--- Problems to work on ---
[A] Using the passage on Drupal below, explain in one to three sentences why headless Drupal appeals to digital marketing teams.
[B] In the passage on Drupal below, which framework is named as an example for building a full front end that Drupal supplies data to?

──────── Extract to read

Drupal itself is pitching as an API first platform. That is the key thing. API first. When Drupal 8 was first conceptualized it was a mobile-first but now when it is being branded it actually is being branded, they are pushing it as an API first though mobile first is still there. Which means that enterprises can use Drupal without throwing away all the existing systems. It can be the platform or the portal that connects everything together and speaks to everything with its API.
There was one track for headless Drupal and implementations. Definitely, Dries is pushing for some form of headlessness in Drupal. The full power of Drupal can be achieved when you don’t do headless. But headless will allow you to embrace other technologies, say for example having a full front end developed in Angular 2 and then have Drupal supply the data to that. I think a lot of digital marketing guys would love having that kind of flexibility to create their front end in HTML and JavaScript and not have Drupal developers come into the picture. Especially with the lack and shortage of Drupal talent, they can leverage on PHP, HTML, JavaScript to build a front end app and then Drupal developers can come and take care of the rest of the services. And most of them are out of the box now. I see a lot of that kind of engagement where digital marketing could strongly use headless.

────────────────
──────── Extracted information

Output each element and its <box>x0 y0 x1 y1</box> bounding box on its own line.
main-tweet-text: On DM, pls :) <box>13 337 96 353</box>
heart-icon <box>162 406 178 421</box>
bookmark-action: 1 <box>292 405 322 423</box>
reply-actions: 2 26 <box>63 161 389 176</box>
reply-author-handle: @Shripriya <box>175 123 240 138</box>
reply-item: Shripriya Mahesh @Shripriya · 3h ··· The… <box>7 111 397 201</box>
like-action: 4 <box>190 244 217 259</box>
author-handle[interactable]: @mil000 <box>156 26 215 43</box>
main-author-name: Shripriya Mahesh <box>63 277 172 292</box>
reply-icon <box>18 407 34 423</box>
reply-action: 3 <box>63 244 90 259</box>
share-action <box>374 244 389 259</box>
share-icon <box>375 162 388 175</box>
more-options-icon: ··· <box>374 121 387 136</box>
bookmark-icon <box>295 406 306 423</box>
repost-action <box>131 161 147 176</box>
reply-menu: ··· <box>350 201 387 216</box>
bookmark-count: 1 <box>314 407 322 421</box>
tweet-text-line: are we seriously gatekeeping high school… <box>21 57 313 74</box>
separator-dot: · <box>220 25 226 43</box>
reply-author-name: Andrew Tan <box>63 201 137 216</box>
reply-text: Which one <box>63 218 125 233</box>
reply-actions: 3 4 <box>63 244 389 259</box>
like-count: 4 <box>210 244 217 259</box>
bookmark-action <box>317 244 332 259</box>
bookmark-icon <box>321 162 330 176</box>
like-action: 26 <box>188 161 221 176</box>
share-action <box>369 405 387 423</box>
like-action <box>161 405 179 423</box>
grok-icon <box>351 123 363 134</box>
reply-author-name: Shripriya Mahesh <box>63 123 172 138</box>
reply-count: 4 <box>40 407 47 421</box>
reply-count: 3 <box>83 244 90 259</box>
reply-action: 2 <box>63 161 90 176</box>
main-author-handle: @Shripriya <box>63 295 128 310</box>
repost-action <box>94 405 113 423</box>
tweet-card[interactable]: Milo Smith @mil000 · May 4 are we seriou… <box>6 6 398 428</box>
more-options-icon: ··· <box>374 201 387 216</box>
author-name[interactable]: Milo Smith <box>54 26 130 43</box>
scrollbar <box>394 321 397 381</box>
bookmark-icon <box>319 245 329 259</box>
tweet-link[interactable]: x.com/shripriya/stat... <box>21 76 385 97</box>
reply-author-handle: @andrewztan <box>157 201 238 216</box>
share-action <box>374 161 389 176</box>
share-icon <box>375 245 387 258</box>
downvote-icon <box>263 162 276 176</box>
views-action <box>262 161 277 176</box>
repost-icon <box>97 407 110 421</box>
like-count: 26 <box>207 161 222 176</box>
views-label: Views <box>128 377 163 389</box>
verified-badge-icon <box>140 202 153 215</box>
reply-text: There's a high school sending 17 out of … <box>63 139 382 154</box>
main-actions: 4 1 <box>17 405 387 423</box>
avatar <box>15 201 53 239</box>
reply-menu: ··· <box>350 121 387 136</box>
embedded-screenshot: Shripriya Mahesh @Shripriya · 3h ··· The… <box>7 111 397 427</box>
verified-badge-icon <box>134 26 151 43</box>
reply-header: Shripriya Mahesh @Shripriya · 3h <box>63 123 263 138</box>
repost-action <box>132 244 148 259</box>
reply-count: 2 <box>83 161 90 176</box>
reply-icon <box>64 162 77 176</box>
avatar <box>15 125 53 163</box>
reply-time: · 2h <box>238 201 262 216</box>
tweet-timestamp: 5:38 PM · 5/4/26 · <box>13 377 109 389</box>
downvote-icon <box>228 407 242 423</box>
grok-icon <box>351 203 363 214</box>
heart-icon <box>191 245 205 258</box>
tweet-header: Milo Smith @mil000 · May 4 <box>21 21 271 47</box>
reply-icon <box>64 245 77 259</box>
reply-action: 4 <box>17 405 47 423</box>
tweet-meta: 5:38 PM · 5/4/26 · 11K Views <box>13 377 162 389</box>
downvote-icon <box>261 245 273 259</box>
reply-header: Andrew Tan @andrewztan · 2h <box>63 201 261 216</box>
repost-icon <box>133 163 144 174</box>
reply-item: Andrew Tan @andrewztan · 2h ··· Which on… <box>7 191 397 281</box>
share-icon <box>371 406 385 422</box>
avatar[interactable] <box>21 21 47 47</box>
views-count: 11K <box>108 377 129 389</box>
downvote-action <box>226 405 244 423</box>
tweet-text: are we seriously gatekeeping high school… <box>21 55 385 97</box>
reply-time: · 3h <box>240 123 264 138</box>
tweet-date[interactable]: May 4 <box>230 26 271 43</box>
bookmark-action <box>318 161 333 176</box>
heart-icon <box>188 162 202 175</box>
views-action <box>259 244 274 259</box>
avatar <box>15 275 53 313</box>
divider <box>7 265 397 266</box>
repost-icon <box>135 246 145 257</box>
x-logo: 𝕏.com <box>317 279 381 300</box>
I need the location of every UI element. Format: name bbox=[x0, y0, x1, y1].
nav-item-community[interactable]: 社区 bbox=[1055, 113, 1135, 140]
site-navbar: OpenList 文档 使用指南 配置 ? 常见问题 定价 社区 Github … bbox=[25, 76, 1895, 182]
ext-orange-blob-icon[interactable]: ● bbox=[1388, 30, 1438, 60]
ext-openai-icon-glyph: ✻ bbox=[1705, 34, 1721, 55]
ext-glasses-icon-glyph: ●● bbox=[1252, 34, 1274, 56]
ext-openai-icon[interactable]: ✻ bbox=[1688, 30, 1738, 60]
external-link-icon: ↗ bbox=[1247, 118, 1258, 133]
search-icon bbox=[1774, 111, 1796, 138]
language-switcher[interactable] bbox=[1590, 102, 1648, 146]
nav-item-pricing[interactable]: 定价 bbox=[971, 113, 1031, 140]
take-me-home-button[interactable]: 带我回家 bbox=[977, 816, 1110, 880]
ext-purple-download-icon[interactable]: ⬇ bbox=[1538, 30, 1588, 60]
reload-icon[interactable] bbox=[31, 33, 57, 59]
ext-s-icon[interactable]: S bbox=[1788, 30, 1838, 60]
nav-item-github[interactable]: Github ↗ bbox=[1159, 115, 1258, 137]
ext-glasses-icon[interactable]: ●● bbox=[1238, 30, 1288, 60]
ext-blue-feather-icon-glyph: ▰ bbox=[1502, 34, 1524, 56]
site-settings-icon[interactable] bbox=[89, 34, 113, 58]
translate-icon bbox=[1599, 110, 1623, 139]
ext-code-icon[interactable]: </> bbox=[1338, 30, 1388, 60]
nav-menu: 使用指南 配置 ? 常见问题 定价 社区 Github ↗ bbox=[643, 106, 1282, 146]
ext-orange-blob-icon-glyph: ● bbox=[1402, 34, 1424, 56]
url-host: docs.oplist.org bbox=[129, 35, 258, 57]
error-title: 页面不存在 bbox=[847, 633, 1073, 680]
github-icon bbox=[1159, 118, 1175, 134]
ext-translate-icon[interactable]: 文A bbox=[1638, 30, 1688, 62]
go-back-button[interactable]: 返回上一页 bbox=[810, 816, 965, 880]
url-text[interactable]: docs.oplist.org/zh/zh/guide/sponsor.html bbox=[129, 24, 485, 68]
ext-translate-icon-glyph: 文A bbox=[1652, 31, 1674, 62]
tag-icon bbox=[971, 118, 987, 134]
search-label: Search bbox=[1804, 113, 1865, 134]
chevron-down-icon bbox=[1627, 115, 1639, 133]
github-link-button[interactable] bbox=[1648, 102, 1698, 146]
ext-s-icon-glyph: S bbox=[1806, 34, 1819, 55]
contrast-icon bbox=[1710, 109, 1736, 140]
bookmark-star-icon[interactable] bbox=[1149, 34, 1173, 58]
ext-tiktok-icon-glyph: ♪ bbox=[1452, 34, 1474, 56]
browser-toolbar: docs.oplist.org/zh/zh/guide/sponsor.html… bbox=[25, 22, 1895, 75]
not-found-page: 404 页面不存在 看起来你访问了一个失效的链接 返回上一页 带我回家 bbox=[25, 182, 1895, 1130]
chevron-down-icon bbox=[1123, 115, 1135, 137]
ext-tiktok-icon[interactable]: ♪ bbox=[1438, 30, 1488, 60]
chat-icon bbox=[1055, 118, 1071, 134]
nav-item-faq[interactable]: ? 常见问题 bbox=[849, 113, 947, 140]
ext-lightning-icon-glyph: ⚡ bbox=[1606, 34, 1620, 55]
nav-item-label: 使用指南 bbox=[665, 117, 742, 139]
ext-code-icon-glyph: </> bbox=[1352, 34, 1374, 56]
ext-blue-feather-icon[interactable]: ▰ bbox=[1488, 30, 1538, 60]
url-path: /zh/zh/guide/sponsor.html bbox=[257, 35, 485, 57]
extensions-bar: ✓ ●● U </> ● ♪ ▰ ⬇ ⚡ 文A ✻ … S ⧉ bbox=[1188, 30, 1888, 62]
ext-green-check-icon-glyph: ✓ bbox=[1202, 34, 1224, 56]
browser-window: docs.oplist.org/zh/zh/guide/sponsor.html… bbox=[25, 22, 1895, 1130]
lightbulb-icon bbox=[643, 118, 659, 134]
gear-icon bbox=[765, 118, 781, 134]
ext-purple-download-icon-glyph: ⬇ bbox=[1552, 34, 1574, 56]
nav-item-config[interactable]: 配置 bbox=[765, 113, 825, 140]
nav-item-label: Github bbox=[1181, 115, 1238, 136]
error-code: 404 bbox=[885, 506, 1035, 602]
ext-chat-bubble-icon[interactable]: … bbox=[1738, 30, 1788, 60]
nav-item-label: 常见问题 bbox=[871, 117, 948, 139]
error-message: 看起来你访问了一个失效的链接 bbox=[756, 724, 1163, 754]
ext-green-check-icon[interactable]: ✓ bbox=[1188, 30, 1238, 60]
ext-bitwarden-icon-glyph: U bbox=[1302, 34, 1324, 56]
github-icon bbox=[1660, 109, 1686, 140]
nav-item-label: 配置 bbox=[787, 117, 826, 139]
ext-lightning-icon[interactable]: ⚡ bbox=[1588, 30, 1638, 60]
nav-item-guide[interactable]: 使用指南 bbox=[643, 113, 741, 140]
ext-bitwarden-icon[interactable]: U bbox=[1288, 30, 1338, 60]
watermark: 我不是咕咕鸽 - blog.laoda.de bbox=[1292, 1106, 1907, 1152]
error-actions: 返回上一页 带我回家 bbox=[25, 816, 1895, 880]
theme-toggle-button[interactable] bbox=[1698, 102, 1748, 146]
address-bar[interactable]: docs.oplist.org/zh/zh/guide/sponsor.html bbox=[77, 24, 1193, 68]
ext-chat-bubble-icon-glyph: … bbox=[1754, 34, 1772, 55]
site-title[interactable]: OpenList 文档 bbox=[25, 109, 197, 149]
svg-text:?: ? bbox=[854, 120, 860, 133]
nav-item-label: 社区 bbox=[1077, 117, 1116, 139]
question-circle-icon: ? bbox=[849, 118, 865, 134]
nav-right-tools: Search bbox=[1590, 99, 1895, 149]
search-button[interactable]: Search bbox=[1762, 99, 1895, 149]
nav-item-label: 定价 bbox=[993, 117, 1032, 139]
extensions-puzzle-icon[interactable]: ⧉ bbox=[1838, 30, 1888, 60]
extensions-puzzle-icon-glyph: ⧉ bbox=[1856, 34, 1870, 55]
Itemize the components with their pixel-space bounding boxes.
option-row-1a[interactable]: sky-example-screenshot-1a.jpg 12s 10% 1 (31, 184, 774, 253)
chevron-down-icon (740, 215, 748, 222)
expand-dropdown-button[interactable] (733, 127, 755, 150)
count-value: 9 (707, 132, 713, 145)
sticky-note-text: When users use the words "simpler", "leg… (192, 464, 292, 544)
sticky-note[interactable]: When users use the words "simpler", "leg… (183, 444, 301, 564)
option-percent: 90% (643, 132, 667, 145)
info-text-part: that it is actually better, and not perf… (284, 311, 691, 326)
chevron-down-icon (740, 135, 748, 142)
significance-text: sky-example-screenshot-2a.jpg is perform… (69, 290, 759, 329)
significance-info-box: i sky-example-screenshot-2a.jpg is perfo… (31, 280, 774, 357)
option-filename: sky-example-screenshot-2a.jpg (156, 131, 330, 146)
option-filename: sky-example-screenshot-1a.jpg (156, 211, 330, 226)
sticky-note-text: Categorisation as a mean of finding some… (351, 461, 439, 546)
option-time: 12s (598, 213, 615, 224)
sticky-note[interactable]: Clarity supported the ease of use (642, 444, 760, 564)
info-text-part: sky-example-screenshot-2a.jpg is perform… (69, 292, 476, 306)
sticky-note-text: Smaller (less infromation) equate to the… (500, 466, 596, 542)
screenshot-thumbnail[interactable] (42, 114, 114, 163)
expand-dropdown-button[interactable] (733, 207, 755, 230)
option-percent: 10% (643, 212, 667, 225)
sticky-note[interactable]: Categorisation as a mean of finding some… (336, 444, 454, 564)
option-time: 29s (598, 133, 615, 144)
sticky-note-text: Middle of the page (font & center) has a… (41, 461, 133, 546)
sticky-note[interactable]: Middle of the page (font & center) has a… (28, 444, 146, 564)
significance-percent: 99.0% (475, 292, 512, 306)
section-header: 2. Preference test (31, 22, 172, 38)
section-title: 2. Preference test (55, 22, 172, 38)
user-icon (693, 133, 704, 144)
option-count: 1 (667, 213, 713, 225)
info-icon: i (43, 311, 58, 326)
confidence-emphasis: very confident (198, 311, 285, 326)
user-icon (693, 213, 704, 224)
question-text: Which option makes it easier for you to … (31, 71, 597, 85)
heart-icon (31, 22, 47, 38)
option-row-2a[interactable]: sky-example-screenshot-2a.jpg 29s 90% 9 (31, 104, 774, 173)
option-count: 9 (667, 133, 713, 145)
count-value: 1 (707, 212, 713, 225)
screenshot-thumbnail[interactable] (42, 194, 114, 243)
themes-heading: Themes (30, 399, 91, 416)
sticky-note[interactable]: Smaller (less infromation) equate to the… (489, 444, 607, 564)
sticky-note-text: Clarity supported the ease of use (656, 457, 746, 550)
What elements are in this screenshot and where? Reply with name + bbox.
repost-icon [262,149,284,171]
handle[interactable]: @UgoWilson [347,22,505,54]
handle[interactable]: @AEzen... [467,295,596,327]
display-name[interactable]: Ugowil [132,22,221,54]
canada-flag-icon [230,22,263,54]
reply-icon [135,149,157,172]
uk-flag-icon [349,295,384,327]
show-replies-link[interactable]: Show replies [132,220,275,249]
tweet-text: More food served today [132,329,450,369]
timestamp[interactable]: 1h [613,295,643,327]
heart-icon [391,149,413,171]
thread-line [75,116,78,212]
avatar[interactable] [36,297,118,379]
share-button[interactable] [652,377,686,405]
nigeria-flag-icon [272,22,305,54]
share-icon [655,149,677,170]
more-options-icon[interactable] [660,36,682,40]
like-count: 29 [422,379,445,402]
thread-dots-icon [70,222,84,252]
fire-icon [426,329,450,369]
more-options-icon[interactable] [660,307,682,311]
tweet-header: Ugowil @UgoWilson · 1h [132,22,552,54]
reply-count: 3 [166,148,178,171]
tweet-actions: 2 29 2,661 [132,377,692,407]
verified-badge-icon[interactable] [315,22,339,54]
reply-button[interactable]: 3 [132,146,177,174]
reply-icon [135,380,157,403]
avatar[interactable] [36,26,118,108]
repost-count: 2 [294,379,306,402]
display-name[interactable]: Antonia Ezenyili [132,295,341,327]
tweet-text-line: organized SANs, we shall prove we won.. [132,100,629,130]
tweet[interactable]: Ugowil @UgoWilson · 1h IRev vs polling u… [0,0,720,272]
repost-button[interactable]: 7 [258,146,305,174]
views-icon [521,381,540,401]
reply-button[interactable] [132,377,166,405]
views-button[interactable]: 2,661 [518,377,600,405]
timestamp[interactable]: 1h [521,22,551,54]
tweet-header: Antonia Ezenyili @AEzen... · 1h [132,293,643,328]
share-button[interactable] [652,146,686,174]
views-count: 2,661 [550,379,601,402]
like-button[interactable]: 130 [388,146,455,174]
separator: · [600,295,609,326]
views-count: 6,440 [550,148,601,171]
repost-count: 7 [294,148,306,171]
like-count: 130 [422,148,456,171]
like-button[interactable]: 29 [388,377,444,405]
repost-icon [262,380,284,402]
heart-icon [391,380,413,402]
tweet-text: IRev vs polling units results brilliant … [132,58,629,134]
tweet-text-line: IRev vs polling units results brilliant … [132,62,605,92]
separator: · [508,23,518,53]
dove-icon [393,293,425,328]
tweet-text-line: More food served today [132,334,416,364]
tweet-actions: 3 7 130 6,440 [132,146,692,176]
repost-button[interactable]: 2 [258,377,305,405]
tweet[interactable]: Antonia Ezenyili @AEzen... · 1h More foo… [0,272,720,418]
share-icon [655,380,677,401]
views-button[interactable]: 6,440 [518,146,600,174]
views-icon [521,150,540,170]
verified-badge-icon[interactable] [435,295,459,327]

────────────────

--- Answers to the exercises ---
[A] Headless Drupal lets them build their own front end in HTML and JavaScript without needing Drupal developers. That matters because Drupal talent is scarce, so they can rely on PHP, HTML and JavaScript for the front-end app while Drupal developers handle the rest of the services.

[B] Angular 2.